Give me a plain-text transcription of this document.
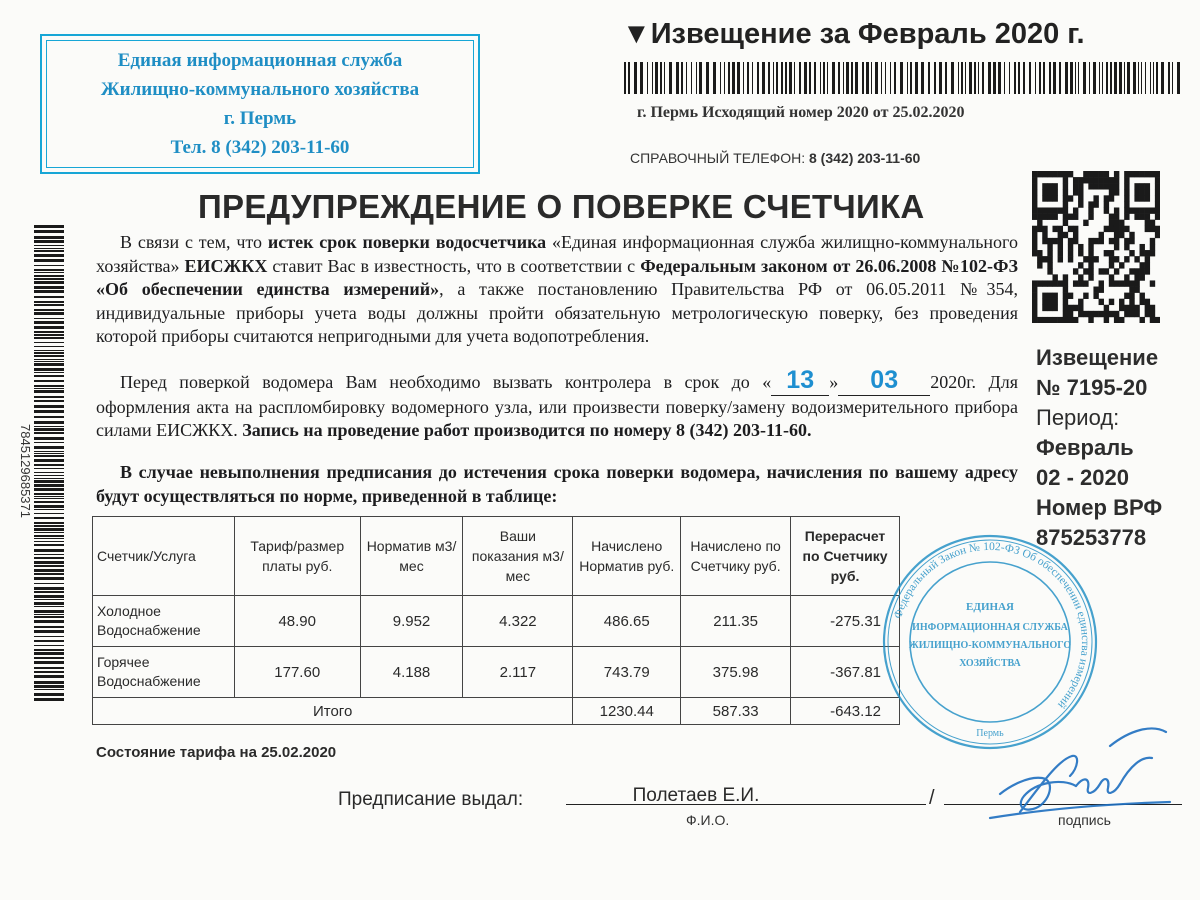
Единая информационная служба
Жилищно-коммунального хозяйства
г. Пермь
Тел. 8 (342) 203-11-60
▼Извещение за Февраль 2020 г.
г. Пермь Исходящий номер 2020 от 25.02.2020
СПРАВОЧНЫЙ ТЕЛЕФОН: 8 (342) 203-11-60
7845129685371
ПРЕДУПРЕЖДЕНИЕ О ПОВЕРКЕ СЧЕТЧИКА

В связи с тем, что истек срок поверки водосчетчика «Единая информационная служба жилищно-коммунального хозяйства» ЕИСЖКХ ставит Вас в известность, что в соответствии с Федеральным законом от 26.06.2008 №102-ФЗ «Об обеспечении единства измерений», а также постановлению Правительства РФ от 06.05.2011 №354, индивидуальные приборы учета воды должны пройти обязательную метрологическую поверку, без проведения которой приборы считаются непригодными для учета водопотребления.

Перед поверкой водомера Вам необходимо вызвать контролера в срок до « 13 » 03 2020г. Для оформления акта на распломбировку водомерного узла, или произвести поверку/замену водоизмерительного прибора силами ЕИСЖКХ. Запись на проведение работ производится по номеру 8 (342) 203-11-60.

В случае невыполнения предписания до истечения срока поверки водомера, начисления по вашему адресу будут осуществляться по норме, приведенной в таблице:

Извещение
№ 7195-20
Период:
Февраль
02 - 2020
Номер ВРФ
875253778
Счетчик/Услуга	Тариф/размер платы руб.	Норматив м3/мес	Ваши показания м3/мес	Начислено Норматив руб.	Начислено по Счетчику руб.	Перерасчет по Счетчику руб.
Холодное Водоснабжение	48.90	9.952	4.322	486.65	211.35	-275.31
Горячее Водоснабжение	177.60	4.188	2.117	743.79	375.98	-367.81
Итого				1230.44	587.33	-643.12
Состояние тарифа на 25.02.2020
Федеральный Закон № 102-ФЗ Об обеспечении единства измерений
ЕДИНАЯ
ИНФОРМАЦИОННАЯ СЛУЖБА
ЖИЛИЩНО-КОММУНАЛЬНОГО
ХОЗЯЙСТВА
Пермь
Предписание выдал:	Полетаев Е.И.	/
Ф.И.О.	подпись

----

Quote the listing above in full, except for the pictures.

Exercise response:
Give me a plain-text transcription of this document.
Единая информационная служба
Жилищно-коммунального хозяйства
г. Пермь
Тел. 8 (342) 203-11-60
▼Извещение за Февраль 2020 г.
г. Пермь Исходящий номер 2020 от 25.02.2020
СПРАВОЧНЫЙ ТЕЛЕФОН: 8 (342) 203-11-60
7845129685371
ПРЕДУПРЕЖДЕНИЕ О ПОВЕРКЕ СЧЕТЧИКА

В связи с тем, что истек срок поверки водосчетчика «Единая информационная служба жилищно-коммунального хозяйства» ЕИСЖКХ ставит Вас в известность, что в соответствии с Федеральным законом от 26.06.2008 №102-ФЗ «Об обеспечении единства измерений», а также постановлению Правительства РФ от 06.05.2011 №354, индивидуальные приборы учета воды должны пройти обязательную метрологическую поверку, без проведения которой приборы считаются непригодными для учета водопотребления.

Перед поверкой водомера Вам необходимо вызвать контролера в срок до « 13 » 03 2020г. Для оформления акта на распломбировку водомерного узла, или произвести поверку/замену водоизмерительного прибора силами ЕИСЖКХ. Запись на проведение работ производится по номеру 8 (342) 203-11-60.

В случае невыполнения предписания до истечения срока поверки водомера, начисления по вашему адресу будут осуществляться по норме, приведенной в таблице:

Извещение
№ 7195-20
Период:
Февраль
02 - 2020
Номер ВРФ
875253778
Счетчик/Услуга	Тариф/размер платы руб.	Норматив м3/мес	Ваши показания м3/мес	Начислено Норматив руб.	Начислено по Счетчику руб.	Перерасчет по Счетчику руб.
Холодное Водоснабжение	48.90	9.952	4.322	486.65	211.35	-275.31
Горячее Водоснабжение	177.60	4.188	2.117	743.79	375.98	-367.81
Итого				1230.44	587.33	-643.12
Состояние тарифа на 25.02.2020
Федеральный Закон № 102-ФЗ Об обеспечении единства измерений
ЕДИНАЯ
ИНФОРМАЦИОННАЯ СЛУЖБА
ЖИЛИЩНО-КОММУНАЛЬНОГО
ХОЗЯЙСТВА
Пермь
Предписание выдал:	Полетаев Е.И.	/
Ф.И.О.	подпись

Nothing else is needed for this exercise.